Set down the material once more, exactly as it appears.

⁂

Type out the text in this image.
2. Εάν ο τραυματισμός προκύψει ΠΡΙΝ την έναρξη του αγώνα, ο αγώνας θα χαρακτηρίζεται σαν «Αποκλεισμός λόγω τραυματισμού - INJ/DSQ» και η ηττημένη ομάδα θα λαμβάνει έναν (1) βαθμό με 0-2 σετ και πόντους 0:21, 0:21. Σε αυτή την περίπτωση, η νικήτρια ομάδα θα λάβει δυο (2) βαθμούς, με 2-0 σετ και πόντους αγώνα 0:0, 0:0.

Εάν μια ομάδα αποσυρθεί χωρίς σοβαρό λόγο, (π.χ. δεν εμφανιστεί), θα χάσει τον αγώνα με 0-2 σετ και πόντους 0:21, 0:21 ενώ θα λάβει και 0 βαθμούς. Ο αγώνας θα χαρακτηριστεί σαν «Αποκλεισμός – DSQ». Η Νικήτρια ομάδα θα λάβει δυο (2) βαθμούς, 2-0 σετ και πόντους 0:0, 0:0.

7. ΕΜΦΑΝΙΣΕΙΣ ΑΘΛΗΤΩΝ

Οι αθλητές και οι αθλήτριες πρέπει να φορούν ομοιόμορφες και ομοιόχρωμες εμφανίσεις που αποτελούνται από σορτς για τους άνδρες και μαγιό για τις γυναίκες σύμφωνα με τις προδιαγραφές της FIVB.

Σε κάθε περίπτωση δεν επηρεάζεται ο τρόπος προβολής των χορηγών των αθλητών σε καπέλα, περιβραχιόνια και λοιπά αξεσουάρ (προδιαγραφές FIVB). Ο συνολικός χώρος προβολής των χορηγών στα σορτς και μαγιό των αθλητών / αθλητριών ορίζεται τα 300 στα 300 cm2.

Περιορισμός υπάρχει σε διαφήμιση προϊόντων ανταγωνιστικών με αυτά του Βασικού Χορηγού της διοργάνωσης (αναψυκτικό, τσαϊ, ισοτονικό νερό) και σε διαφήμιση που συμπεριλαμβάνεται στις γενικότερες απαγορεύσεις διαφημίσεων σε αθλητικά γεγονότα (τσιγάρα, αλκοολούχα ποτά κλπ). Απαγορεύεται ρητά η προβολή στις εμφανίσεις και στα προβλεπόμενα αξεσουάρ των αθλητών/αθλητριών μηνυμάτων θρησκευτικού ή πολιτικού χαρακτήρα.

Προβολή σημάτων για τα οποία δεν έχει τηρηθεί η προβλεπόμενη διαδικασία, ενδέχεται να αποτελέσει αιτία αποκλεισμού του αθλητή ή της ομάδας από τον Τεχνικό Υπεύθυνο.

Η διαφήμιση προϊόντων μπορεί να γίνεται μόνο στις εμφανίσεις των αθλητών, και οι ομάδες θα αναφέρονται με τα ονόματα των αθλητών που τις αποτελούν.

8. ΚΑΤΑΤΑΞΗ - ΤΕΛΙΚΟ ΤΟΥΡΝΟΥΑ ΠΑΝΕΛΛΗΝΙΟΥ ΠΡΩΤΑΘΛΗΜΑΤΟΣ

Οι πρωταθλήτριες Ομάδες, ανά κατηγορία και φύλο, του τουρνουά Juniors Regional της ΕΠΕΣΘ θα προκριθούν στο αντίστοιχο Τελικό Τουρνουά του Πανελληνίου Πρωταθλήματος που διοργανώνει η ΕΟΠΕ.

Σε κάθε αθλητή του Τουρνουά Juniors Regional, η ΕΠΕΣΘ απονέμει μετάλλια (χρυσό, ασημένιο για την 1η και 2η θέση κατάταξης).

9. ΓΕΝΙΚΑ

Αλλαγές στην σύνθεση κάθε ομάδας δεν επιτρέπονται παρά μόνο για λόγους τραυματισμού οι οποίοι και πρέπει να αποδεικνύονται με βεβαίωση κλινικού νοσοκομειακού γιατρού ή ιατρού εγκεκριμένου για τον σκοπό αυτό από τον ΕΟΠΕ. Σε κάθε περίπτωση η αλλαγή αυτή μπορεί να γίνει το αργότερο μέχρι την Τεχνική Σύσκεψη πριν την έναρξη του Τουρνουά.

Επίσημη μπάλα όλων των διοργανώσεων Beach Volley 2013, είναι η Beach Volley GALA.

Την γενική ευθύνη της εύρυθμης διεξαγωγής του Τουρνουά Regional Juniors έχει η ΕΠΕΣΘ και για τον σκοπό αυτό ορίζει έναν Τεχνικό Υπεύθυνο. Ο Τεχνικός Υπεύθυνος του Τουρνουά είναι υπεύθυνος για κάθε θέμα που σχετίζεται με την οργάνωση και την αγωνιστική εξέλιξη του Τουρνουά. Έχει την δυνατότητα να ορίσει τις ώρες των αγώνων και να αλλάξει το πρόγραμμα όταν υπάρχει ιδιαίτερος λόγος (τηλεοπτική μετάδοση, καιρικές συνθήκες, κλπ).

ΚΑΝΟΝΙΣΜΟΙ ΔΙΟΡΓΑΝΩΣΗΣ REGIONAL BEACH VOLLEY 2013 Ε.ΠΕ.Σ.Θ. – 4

⁂

**RESPONSE**
Type out the text in this image.
2. Εάν ο τραυματισμός προκύψει ΠΡΙΝ την έναρξη του αγώνα, ο αγώνας θα χαρακτηρίζεται σαν «Αποκλεισμός λόγω τραυματισμού - INJ/DSQ» και η ηττημένη ομάδα θα λαμβάνει έναν (1) βαθμό με 0-2 σετ και πόντους 0:21, 0:21. Σε αυτή την περίπτωση, η νικήτρια ομάδα θα λάβει δυο (2) βαθμούς, με 2-0 σετ και πόντους αγώνα 0:0, 0:0.

Εάν μια ομάδα αποσυρθεί χωρίς σοβαρό λόγο, (π.χ. δεν εμφανιστεί), θα χάσει τον αγώνα με 0-2 σετ και πόντους 0:21, 0:21 ενώ θα λάβει και 0 βαθμούς. Ο αγώνας θα χαρακτηριστεί σαν «Αποκλεισμός – DSQ». Η Νικήτρια ομάδα θα λάβει δυο (2) βαθμούς, 2-0 σετ και πόντους 0:0, 0:0.

7. ΕΜΦΑΝΙΣΕΙΣ ΑΘΛΗΤΩΝ

Οι αθλητές και οι αθλήτριες πρέπει να φορούν ομοιόμορφες και ομοιόχρωμες εμφανίσεις που αποτελούνται από σορτς για τους άνδρες και μαγιό για τις γυναίκες σύμφωνα με τις προδιαγραφές της FIVB.

Σε κάθε περίπτωση δεν επηρεάζεται ο τρόπος προβολής των χορηγών των αθλητών σε καπέλα, περιβραχιόνια και λοιπά αξεσουάρ (προδιαγραφές FIVB). Ο συνολικός χώρος προβολής των χορηγών στα σορτς και μαγιό των αθλητών / αθλητριών ορίζεται τα 300 στα 300 cm2.

Περιορισμός υπάρχει σε διαφήμιση προϊόντων ανταγωνιστικών με αυτά του Βασικού Χορηγού της διοργάνωσης (αναψυκτικό, τσαϊ, ισοτονικό νερό) και σε διαφήμιση που συμπεριλαμβάνεται στις γενικότερες απαγορεύσεις διαφημίσεων σε αθλητικά γεγονότα (τσιγάρα, αλκοολούχα ποτά κλπ). Απαγορεύεται ρητά η προβολή στις εμφανίσεις και στα προβλεπόμενα αξεσουάρ των αθλητών/αθλητριών μηνυμάτων θρησκευτικού ή πολιτικού χαρακτήρα.

Προβολή σημάτων για τα οποία δεν έχει τηρηθεί η προβλεπόμενη διαδικασία, ενδέχεται να αποτελέσει αιτία αποκλεισμού του αθλητή ή της ομάδας από τον Τεχνικό Υπεύθυνο.

Η διαφήμιση προϊόντων μπορεί να γίνεται μόνο στις εμφανίσεις των αθλητών, και οι ομάδες θα αναφέρονται με τα ονόματα των αθλητών που τις αποτελούν.

8. ΚΑΤΑΤΑΞΗ - ΤΕΛΙΚΟ ΤΟΥΡΝΟΥΑ ΠΑΝΕΛΛΗΝΙΟΥ ΠΡΩΤΑΘΛΗΜΑΤΟΣ

Οι πρωταθλήτριες Ομάδες, ανά κατηγορία και φύλο, του τουρνουά Juniors Regional της ΕΠΕΣΘ θα προκριθούν στο αντίστοιχο Τελικό Τουρνουά του Πανελληνίου Πρωταθλήματος που διοργανώνει η ΕΟΠΕ.

Σε κάθε αθλητή του Τουρνουά Juniors Regional, η ΕΠΕΣΘ απονέμει μετάλλια (χρυσό, ασημένιο για την 1η και 2η θέση κατάταξης).

9. ΓΕΝΙΚΑ

Αλλαγές στην σύνθεση κάθε ομάδας δεν επιτρέπονται παρά μόνο για λόγους τραυματισμού οι οποίοι και πρέπει να αποδεικνύονται με βεβαίωση κλινικού νοσοκομειακού γιατρού ή ιατρού εγκεκριμένου για τον σκοπό αυτό από τον ΕΟΠΕ. Σε κάθε περίπτωση η αλλαγή αυτή μπορεί να γίνει το αργότερο μέχρι την Τεχνική Σύσκεψη πριν την έναρξη του Τουρνουά.

Επίσημη μπάλα όλων των διοργανώσεων Beach Volley 2013, είναι η Beach Volley GALA.

Την γενική ευθύνη της εύρυθμης διεξαγωγής του Τουρνουά Regional Juniors έχει η ΕΠΕΣΘ και για τον σκοπό αυτό ορίζει έναν Τεχνικό Υπεύθυνο. Ο Τεχνικός Υπεύθυνος του Τουρνουά είναι υπεύθυνος για κάθε θέμα που σχετίζεται με την οργάνωση και την αγωνιστική εξέλιξη του Τουρνουά. Έχει την δυνατότητα να ορίσει τις ώρες των αγώνων και να αλλάξει το πρόγραμμα όταν υπάρχει ιδιαίτερος λόγος (τηλεοπτική μετάδοση, καιρικές συνθήκες, κλπ).

ΚΑΝΟΝΙΣΜΟΙ ΔΙΟΡΓΑΝΩΣΗΣ REGIONAL BEACH VOLLEY 2013 Ε.ΠΕ.Σ.Θ. – 4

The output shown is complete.